Brief
Transcribe the entries that follow, word for word.

Supplied data
——
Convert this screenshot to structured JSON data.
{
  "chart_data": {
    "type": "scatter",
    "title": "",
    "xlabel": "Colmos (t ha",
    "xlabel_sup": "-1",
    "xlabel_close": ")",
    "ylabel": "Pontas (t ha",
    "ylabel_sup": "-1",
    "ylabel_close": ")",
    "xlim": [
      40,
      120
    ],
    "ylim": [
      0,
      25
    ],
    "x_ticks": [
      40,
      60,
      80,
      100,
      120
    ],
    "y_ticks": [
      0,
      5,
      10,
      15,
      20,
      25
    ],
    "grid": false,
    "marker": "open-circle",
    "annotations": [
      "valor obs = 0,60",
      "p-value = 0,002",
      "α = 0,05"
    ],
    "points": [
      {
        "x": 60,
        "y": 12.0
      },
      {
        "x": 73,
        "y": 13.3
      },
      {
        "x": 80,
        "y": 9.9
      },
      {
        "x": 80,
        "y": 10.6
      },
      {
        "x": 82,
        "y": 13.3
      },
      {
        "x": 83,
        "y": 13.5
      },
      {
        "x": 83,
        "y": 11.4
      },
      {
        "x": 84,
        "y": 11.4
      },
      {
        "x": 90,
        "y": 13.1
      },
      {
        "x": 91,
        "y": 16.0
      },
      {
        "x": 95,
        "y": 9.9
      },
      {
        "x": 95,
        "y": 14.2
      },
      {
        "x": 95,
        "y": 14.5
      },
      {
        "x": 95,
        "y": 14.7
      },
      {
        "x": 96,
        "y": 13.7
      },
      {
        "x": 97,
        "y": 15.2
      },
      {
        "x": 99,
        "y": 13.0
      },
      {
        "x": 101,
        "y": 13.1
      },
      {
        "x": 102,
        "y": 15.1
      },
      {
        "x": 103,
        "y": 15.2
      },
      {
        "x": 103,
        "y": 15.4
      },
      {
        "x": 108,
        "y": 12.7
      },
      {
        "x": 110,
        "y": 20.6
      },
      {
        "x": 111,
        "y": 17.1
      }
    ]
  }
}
——
Exercise result
Convert this screenshot to structured JSON data.
{
  "chart_data": {
    "type": "scatter",
    "title": "",
    "xlabel": "Colmos (t ha",
    "xlabel_sup": "-1",
    "xlabel_close": ")",
    "ylabel": "Pontas (t ha",
    "ylabel_sup": "-1",
    "ylabel_close": ")",
    "xlim": [
      40,
      120
    ],
    "ylim": [
      0,
      25
    ],
    "x_ticks": [
      40,
      60,
      80,
      100,
      120
    ],
    "y_ticks": [
      0,
      5,
      10,
      15,
      20,
      25
    ],
    "grid": false,
    "marker": "open-circle",
    "annotations": [
      "valor obs = 0,60",
      "p-value = 0,002",
      "α = 0,05"
    ],
    "points": [
      {
        "x": 60,
        "y": 12.0
      },
      {
        "x": 73,
        "y": 13.3
      },
      {
        "x": 80,
        "y": 9.9
      },
      {
        "x": 80,
        "y": 10.6
      },
      {
        "x": 82,
        "y": 13.3
      },
      {
        "x": 83,
        "y": 13.5
      },
      {
        "x": 83,
        "y": 11.4
      },
      {
        "x": 84,
        "y": 11.4
      },
      {
        "x": 90,
        "y": 13.1
      },
      {
        "x": 91,
        "y": 16.0
      },
      {
        "x": 95,
        "y": 9.9
      },
      {
        "x": 95,
        "y": 14.2
      },
      {
        "x": 95,
        "y": 14.5
      },
      {
        "x": 95,
        "y": 14.7
      },
      {
        "x": 96,
        "y": 13.7
      },
      {
        "x": 97,
        "y": 15.2
      },
      {
        "x": 99,
        "y": 13.0
      },
      {
        "x": 101,
        "y": 13.1
      },
      {
        "x": 102,
        "y": 15.1
      },
      {
        "x": 103,
        "y": 15.2
      },
      {
        "x": 103,
        "y": 15.4
      },
      {
        "x": 108,
        "y": 12.7
      },
      {
        "x": 110,
        "y": 20.6
      },
      {
        "x": 111,
        "y": 17.1
      }
    ]
  }
}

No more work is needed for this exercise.